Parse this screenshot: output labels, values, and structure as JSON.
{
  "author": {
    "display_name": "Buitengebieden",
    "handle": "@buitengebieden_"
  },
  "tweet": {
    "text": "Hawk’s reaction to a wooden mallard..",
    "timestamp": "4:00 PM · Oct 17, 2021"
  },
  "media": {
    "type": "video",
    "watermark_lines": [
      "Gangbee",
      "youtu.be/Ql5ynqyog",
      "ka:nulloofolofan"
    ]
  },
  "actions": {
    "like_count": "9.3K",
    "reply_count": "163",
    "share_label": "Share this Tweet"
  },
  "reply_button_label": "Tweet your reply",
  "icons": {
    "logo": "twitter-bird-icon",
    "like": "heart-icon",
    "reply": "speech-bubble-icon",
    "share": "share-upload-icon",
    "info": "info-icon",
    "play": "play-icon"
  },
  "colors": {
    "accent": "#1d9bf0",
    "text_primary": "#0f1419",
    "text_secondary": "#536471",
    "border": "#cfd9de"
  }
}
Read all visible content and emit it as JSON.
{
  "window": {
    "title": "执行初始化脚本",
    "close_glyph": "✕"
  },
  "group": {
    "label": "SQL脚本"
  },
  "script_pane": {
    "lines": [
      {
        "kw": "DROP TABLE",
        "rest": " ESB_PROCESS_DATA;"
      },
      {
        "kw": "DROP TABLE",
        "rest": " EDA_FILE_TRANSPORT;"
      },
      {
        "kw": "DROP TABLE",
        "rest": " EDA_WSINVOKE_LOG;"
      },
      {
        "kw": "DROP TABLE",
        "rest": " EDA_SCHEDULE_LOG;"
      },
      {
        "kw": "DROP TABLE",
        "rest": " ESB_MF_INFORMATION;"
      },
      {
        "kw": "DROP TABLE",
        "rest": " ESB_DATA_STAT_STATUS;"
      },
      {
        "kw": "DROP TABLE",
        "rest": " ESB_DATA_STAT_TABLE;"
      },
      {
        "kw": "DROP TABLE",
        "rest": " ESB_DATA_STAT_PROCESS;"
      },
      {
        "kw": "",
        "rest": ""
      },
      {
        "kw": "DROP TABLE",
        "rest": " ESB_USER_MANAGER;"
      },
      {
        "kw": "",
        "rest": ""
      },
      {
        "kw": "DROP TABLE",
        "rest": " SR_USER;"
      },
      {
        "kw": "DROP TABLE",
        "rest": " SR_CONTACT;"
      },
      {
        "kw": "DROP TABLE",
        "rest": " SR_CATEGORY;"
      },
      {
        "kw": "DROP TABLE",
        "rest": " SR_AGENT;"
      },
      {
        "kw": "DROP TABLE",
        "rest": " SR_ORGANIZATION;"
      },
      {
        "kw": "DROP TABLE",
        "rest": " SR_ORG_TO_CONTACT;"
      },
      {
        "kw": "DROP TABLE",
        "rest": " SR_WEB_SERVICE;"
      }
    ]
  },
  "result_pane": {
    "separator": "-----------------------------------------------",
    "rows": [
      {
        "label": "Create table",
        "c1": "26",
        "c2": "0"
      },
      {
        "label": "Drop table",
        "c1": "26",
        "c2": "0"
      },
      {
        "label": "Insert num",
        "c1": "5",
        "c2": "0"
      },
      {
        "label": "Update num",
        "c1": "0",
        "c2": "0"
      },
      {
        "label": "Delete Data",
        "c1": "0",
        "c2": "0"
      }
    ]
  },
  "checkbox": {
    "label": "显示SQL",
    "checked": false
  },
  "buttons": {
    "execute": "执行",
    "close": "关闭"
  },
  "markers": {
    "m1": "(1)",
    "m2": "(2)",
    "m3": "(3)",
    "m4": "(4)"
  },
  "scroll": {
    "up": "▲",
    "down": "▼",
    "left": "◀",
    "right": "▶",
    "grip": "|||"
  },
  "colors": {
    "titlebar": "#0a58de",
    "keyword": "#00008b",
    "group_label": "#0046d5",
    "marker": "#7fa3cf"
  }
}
* * * * * * *
**What you have to do:** Repeat all the records. Match each line exactly.

**Task result:**
Parse this screenshot: output labels, values, and structure as JSON.
{
  "author": {
    "display_name": "Buitengebieden",
    "handle": "@buitengebieden_"
  },
  "tweet": {
    "text": "Hawk’s reaction to a wooden mallard..",
    "timestamp": "4:00 PM · Oct 17, 2021"
  },
  "media": {
    "type": "video",
    "watermark_lines": [
      "Gangbee",
      "youtu.be/Ql5ynqyog",
      "ka:nulloofolofan"
    ]
  },
  "actions": {
    "like_count": "9.3K",
    "reply_count": "163",
    "share_label": "Share this Tweet"
  },
  "reply_button_label": "Tweet your reply",
  "icons": {
    "logo": "twitter-bird-icon",
    "like": "heart-icon",
    "reply": "speech-bubble-icon",
    "share": "share-upload-icon",
    "info": "info-icon",
    "play": "play-icon"
  },
  "colors": {
    "accent": "#1d9bf0",
    "text_primary": "#0f1419",
    "text_secondary": "#536471",
    "border": "#cfd9de"
  }
}
Read all visible content and emit it as JSON.
{
  "window": {
    "title": "执行初始化脚本",
    "close_glyph": "✕"
  },
  "group": {
    "label": "SQL脚本"
  },
  "script_pane": {
    "lines": [
      {
        "kw": "DROP TABLE",
        "rest": " ESB_PROCESS_DATA;"
      },
      {
        "kw": "DROP TABLE",
        "rest": " EDA_FILE_TRANSPORT;"
      },
      {
        "kw": "DROP TABLE",
        "rest": " EDA_WSINVOKE_LOG;"
      },
      {
        "kw": "DROP TABLE",
        "rest": " EDA_SCHEDULE_LOG;"
      },
      {
        "kw": "DROP TABLE",
        "rest": " ESB_MF_INFORMATION;"
      },
      {
        "kw": "DROP TABLE",
        "rest": " ESB_DATA_STAT_STATUS;"
      },
      {
        "kw": "DROP TABLE",
        "rest": " ESB_DATA_STAT_TABLE;"
      },
      {
        "kw": "DROP TABLE",
        "rest": " ESB_DATA_STAT_PROCESS;"
      },
      {
        "kw": "",
        "rest": ""
      },
      {
        "kw": "DROP TABLE",
        "rest": " ESB_USER_MANAGER;"
      },
      {
        "kw": "",
        "rest": ""
      },
      {
        "kw": "DROP TABLE",
        "rest": " SR_USER;"
      },
      {
        "kw": "DROP TABLE",
        "rest": " SR_CONTACT;"
      },
      {
        "kw": "DROP TABLE",
        "rest": " SR_CATEGORY;"
      },
      {
        "kw": "DROP TABLE",
        "rest": " SR_AGENT;"
      },
      {
        "kw": "DROP TABLE",
        "rest": " SR_ORGANIZATION;"
      },
      {
        "kw": "DROP TABLE",
        "rest": " SR_ORG_TO_CONTACT;"
      },
      {
        "kw": "DROP TABLE",
        "rest": " SR_WEB_SERVICE;"
      }
    ]
  },
  "result_pane": {
    "separator": "-----------------------------------------------",
    "rows": [
      {
        "label": "Create table",
        "c1": "26",
        "c2": "0"
      },
      {
        "label": "Drop table",
        "c1": "26",
        "c2": "0"
      },
      {
        "label": "Insert num",
        "c1": "5",
        "c2": "0"
      },
      {
        "label": "Update num",
        "c1": "0",
        "c2": "0"
      },
      {
        "label": "Delete Data",
        "c1": "0",
        "c2": "0"
      }
    ]
  },
  "checkbox": {
    "label": "显示SQL",
    "checked": false
  },
  "buttons": {
    "execute": "执行",
    "close": "关闭"
  },
  "markers": {
    "m1": "(1)",
    "m2": "(2)",
    "m3": "(3)",
    "m4": "(4)"
  },
  "scroll": {
    "up": "▲",
    "down": "▼",
    "left": "◀",
    "right": "▶",
    "grip": "|||"
  },
  "colors": {
    "titlebar": "#0a58de",
    "keyword": "#00008b",
    "group_label": "#0046d5",
    "marker": "#7fa3cf"
  }
}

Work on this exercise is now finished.